**Image layout annotations**.
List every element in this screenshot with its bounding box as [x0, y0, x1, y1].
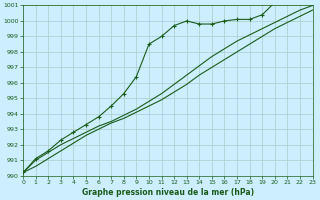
X-axis label: Graphe pression niveau de la mer (hPa): Graphe pression niveau de la mer (hPa): [82, 188, 254, 197]
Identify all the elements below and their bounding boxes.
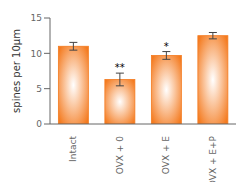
svg-text:spines per 10μm: spines per 10μm bbox=[11, 29, 22, 113]
svg-text:10: 10 bbox=[31, 49, 43, 59]
svg-text:OVX + 0: OVX + 0 bbox=[115, 136, 125, 175]
svg-text:15: 15 bbox=[31, 13, 42, 23]
svg-text:*: * bbox=[164, 41, 169, 52]
svg-text:OVX + E+P: OVX + E+P bbox=[208, 135, 218, 182]
svg-text:0: 0 bbox=[36, 119, 42, 129]
svg-text:OVX + E: OVX + E bbox=[161, 136, 171, 175]
svg-text:5: 5 bbox=[36, 84, 42, 94]
svg-text:**: ** bbox=[115, 62, 125, 73]
svg-text:Intact: Intact bbox=[68, 136, 78, 162]
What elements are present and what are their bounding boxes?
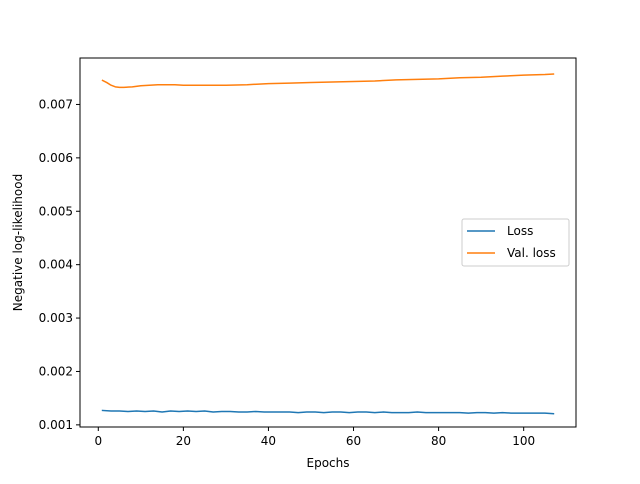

**REQUIREMENTS**.
Pick out every line of the data above that contains the string "boxes", matching case exactly, and copy each one.

**RESPONSE TO THE TASK**.
Identify all the elements below and their bounding boxes.
What elements are present and what are their bounding boxes?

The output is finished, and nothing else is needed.